§ **What this task involves**: Where the word "like" appears in a line below, copy the whole line.

*** Task inputs Section Begins ***

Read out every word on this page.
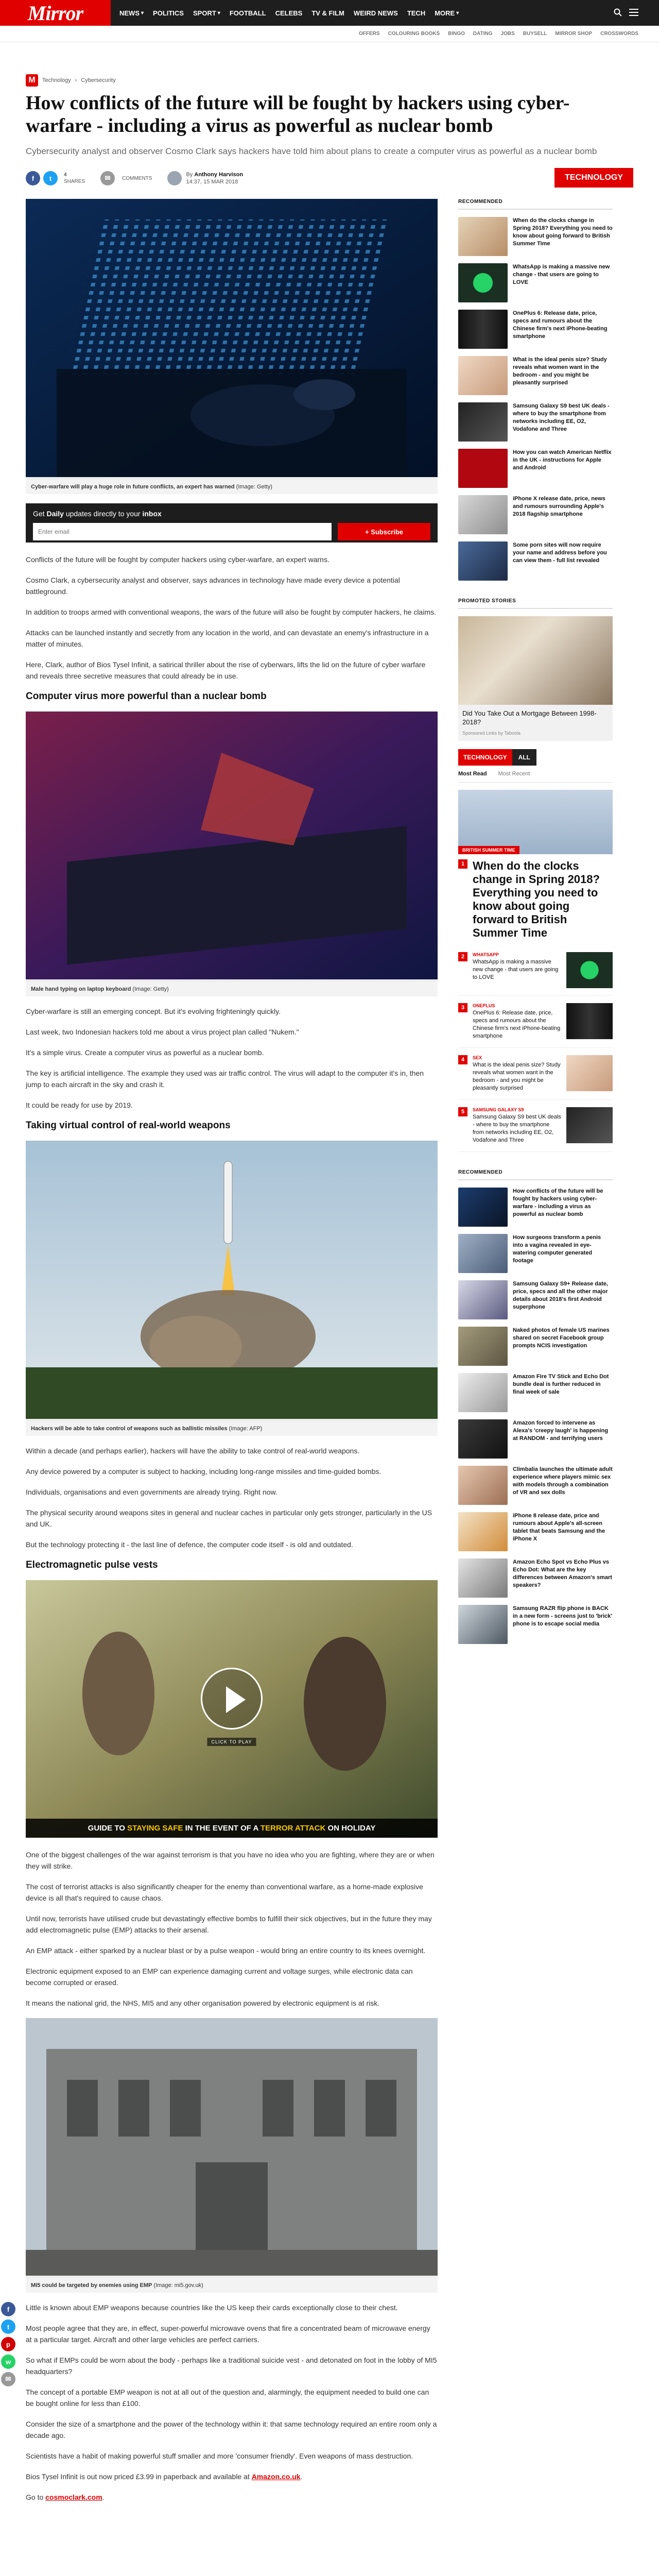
Mirror	NEWS ▾	POLITICS	SPORT ▾	FOOTBALL	CELEBS	TV & FILM	WEIRD NEWS	TECH	MORE ▾
OFFERS COLOURING BOOKS BINGO DATING JOBS BUYSELL MIRROR SHOP CROSSWORDS
M	Technology › Cybersecurity
How conflicts of the future will be fought by hackers using cyber-warfare - including a virus as powerful as nuclear bomb

Cybersecurity analyst and observer Cosmo Clark says hackers have told him about plans to create a computer virus as powerful as a nuclear bomb

f	t	4
SHARES	✉	COMMENTS
By Anthony Harvison
14:37, 15 MAR 2018	TECHNOLOGY
Cyber-warfare will play a huge role in future conflicts, an expert has warned (Image: Getty)
Get Daily updates directly to your inbox
Enter email
+ Subscribe

Conflicts of the future will be fought by computer hackers using cyber-warfare, an expert warns.

Cosmo Clark, a cybersecurity analyst and observer, says advances in technology have made every device a potential battleground.

In addition to troops armed with conventional weapons, the wars of the future will also be fought by computer hackers, he claims.

Attacks can be launched instantly and secretly from any location in the world, and can devastate an enemy's infrastructure in a matter of minutes.

Here, Clark, author of Bios Tysel Infinit, a satirical thriller about the rise of cyberwars, lifts the lid on the future of cyber warfare and reveals three secretive measures that could already be in use.

Computer virus more powerful than a nuclear bomb
Male hand typing on laptop keyboard (Image: Getty)

Cyber-warfare is still an emerging concept. But it's evolving frighteningly quickly.

Last week, two Indonesian hackers told me about a virus project plan called "Nukem."

It's a simple virus. Create a computer virus as powerful as a nuclear bomb.

The key is artificial intelligence. The example they used was air traffic control. The virus will adapt to the computer it's in, then jump to each aircraft in the sky and crash it.

It could be ready for use by 2019.

Taking virtual control of real-world weapons
Hackers will be able to take control of weapons such as ballistic missiles (Image: AFP)

Within a decade (and perhaps earlier), hackers will have the ability to take control of real-world weapons.

Any device powered by a computer is subject to hacking, including long-range missiles and time-guided bombs.

Individuals, organisations and even governments are already trying. Right now.

The physical security around weapons sites in general and nuclear caches in particular only gets stronger, particularly in the US and UK.

But the technology protecting it - the last line of defence, the computer code itself - is old and outdated.

Electromagnetic pulse vests
CLICK TO PLAY
GUIDE TO STAYING SAFE IN THE EVENT OF A TERROR ATTACK ON HOLIDAY

One of the biggest challenges of the war against terrorism is that you have no idea who you are fighting, where they are or when they will strike.

The cost of terrorist attacks is also significantly cheaper for the enemy than conventional warfare, as a home-made explosive device is all that's required to cause chaos.

Until now, terrorists have utilised crude but devastatingly effective bombs to fulfill their sick objectives, but in the future they may add electromagnetic pulse (EMP) attacks to their arsenal.

An EMP attack - either sparked by a nuclear blast or by a pulse weapon - would bring an entire country to its knees overnight.

Electronic equipment exposed to an EMP can experience damaging current and voltage surges, while electronic data can become corrupted or erased.

It means the national grid, the NHS, MI5 and any other organisation powered by electronic equipment is at risk.

MI5 could be targeted by enemies using EMP (Image: mi5.gov.uk)
f
t
p
w
✉

Little is known about EMP weapons because countries like the US keep their cards exceptionally close to their chest.

Most people agree that they are, in effect, super-powerful microwave ovens that fire a concentrated beam of microwave energy at a particular target. Aircraft and other large vehicles are perfect carriers.

So what if EMPs could be worn about the body - perhaps like a traditional suicide vest - and detonated on foot in the lobby of MI5 headquarters?

The concept of a portable EMP weapon is not at all out of the question and, alarmingly, the equipment needed to build one can be bought online for less than £100.

Consider the size of a smartphone and the power of the technology within it: that same technology required an entire room only a decade ago.

Scientists have a habit of making powerful stuff smaller and more 'consumer friendly'. Even weapons of mass destruction.

Bios Tysel Infinit is out now priced £3.99 in paperback and available at Amazon.co.uk.

Go to cosmoclark.com.

RECOMMENDED
When do the clocks change in Spring 2018? Everything you need to know about going forward to British Summer Time
WhatsApp is making a massive new change - that users are going to LOVE
OnePlus 6: Release date, price, specs and rumours about the Chinese firm's next iPhone-beating smartphone
What is the ideal penis size? Study reveals what women want in the bedroom - and you might be pleasantly surprised
Samsung Galaxy S9 best UK deals - where to buy the smartphone from networks including EE, O2, Vodafone and Three
How you can watch American Netflix in the UK - instructions for Apple and Android
iPhone X release date, price, news and rumours surrounding Apple's 2018 flagship smartphone
Some porn sites will now require your name and address before you can view them - full list revealed
PROMOTED STORIES
Did You Take Out a Mortgage Between 1998-2018?
Sponsored Links by Taboola
TECHNOLOGY	ALL
Most Read Most Recent
BRITISH SUMMER TIME
1 When do the clocks change in Spring 2018? Everything you need to know about going forward to British Summer Time
2	WHATSAPP
WhatsApp is making a massive new change - that users are going to LOVE
3	ONEPLUS
OnePlus 6: Release date, price, specs and rumours about the Chinese firm's next iPhone-beating smartphone
4	SEX
What is the ideal penis size? Study reveals what women want in the bedroom - and you might be pleasantly surprised
5	SAMSUNG GALAXY S9
Samsung Galaxy S9 best UK deals - where to buy the smartphone from networks including EE, O2, Vodafone and Three
RECOMMENDED
How conflicts of the future will be fought by hackers using cyber-warfare - including a virus as powerful as nuclear bomb
How surgeons transform a penis into a vagina revealed in eye-watering computer generated footage
Samsung Galaxy S9+ Release date, price, specs and all the other major details about 2018's first Android superphone
Naked photos of female US marines shared on secret Facebook group prompts NCIS investigation
Amazon Fire TV Stick and Echo Dot bundle deal is further reduced in final week of sale
Amazon forced to intervene as Alexa's 'creepy laugh' is happening at RANDOM - and terrifying users
Climbalia launches the ultimate adult experience where players mimic sex with models through a combination of VR and sex dolls
iPhone 8 release date, price and rumours about Apple's all-screen tablet that beats Samsung and the iPhone X
Amazon Echo Spot vs Echo Plus vs Echo Dot: What are the key differences between Amazon's smart speakers?
Samsung RAZR flip phone is BACK in a new form - screens just to 'brick' phone is to escape social media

*** Task inputs Section Ends ***

§ **Exercise response**:
Little is known about EMP weapons because countries like the US keep their cards exceptionally close to their chest.
So what if EMPs could be worn about the body - perhaps like a traditional suicide vest - and detonated on foot in the lobby of MI5 headquarters?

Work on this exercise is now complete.